— Source data —

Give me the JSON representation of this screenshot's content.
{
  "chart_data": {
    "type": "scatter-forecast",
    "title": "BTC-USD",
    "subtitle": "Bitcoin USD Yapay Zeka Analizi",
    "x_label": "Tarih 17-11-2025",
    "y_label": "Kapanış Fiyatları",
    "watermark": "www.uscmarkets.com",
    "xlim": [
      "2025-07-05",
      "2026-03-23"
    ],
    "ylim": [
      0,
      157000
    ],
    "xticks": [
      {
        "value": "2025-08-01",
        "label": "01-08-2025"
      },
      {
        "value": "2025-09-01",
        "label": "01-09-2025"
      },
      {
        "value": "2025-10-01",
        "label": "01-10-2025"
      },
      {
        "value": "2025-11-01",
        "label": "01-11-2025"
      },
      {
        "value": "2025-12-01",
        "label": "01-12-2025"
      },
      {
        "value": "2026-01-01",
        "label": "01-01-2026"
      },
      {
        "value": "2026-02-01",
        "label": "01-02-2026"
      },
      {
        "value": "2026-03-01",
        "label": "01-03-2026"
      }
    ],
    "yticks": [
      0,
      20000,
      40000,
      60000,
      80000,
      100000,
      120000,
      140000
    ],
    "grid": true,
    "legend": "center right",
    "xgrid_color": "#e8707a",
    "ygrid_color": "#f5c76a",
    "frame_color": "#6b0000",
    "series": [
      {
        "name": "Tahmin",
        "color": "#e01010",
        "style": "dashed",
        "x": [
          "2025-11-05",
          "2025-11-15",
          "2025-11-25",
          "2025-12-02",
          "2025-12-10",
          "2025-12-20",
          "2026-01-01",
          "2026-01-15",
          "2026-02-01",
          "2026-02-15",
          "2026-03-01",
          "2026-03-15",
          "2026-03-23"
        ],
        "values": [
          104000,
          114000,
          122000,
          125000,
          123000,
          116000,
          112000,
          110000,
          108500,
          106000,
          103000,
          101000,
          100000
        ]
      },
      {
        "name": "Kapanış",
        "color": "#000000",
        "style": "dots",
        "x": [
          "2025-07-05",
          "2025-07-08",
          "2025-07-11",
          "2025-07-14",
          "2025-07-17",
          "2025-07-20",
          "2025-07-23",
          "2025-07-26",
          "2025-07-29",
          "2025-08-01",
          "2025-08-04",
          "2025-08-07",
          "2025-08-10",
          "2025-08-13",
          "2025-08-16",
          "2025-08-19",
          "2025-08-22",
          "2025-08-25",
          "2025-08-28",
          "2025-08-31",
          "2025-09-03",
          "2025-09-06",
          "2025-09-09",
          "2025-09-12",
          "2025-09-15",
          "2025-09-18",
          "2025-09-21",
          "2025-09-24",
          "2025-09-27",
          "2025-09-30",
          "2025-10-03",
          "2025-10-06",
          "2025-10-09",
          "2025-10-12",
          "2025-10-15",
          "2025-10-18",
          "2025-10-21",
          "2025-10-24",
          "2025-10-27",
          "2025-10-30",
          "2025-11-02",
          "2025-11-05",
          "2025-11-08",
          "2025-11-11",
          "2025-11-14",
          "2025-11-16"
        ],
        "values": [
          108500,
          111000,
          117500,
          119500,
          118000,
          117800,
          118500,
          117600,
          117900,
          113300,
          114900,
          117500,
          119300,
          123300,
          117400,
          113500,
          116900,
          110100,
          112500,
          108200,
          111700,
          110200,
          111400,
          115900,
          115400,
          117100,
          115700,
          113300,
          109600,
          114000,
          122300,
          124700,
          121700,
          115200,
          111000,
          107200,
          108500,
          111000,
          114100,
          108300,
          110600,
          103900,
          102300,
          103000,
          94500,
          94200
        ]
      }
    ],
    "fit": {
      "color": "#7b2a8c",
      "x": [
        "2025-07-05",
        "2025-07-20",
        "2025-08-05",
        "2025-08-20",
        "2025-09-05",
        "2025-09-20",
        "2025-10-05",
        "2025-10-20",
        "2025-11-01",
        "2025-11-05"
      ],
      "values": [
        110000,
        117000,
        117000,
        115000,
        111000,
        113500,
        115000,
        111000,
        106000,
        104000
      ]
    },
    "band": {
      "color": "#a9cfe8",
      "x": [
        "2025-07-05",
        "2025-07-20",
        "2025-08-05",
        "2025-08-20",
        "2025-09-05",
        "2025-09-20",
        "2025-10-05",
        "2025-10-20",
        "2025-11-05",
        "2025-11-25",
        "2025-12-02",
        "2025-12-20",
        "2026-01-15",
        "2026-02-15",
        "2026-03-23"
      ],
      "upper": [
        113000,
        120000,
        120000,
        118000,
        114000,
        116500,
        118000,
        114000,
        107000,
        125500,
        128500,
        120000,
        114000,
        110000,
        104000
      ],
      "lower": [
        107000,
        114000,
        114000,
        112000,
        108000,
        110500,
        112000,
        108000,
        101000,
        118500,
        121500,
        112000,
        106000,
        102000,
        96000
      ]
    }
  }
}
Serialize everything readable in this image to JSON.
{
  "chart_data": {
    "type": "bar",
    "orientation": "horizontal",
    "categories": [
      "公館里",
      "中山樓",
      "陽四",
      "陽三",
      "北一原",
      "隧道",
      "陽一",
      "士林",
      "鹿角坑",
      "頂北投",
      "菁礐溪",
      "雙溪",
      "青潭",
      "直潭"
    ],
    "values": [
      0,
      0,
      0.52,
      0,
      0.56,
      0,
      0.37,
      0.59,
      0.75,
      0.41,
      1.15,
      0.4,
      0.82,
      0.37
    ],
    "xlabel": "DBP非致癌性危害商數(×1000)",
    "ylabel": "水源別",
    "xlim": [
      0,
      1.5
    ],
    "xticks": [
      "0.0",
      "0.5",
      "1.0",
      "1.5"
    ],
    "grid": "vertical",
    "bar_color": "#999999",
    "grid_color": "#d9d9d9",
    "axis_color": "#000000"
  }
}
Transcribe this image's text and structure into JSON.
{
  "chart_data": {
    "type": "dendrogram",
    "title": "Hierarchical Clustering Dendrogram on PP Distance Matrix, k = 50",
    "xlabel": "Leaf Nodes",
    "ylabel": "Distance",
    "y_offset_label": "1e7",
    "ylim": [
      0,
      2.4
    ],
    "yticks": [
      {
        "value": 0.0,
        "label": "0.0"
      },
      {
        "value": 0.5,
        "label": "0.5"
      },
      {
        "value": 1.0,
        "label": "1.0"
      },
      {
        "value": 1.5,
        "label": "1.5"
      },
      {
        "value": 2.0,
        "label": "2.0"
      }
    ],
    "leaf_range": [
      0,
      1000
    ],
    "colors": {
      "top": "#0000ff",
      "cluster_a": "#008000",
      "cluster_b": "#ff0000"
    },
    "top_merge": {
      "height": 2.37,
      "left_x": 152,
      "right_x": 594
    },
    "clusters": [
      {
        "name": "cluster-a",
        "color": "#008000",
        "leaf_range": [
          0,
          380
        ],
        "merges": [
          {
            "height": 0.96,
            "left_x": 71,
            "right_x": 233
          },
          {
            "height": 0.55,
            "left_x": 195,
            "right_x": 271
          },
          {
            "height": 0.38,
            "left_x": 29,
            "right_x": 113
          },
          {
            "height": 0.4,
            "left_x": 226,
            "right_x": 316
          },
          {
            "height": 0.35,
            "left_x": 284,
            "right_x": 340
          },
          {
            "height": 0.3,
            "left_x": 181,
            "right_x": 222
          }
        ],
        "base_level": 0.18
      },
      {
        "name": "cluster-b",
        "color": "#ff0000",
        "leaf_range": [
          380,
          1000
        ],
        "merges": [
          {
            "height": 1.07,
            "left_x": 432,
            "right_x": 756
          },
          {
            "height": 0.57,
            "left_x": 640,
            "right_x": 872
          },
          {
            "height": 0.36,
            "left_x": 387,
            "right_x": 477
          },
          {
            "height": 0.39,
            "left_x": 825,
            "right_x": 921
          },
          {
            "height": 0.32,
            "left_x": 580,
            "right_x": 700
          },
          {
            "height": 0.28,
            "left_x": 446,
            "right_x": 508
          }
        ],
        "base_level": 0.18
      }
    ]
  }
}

— OBJECTIVE —
From the data, list each line in which the string "Kapanış" appears.

— SOLUTION TO THE PROBLEM —
    "y_label": "Kapanış Fiyatları",
        "name": "Kapanış",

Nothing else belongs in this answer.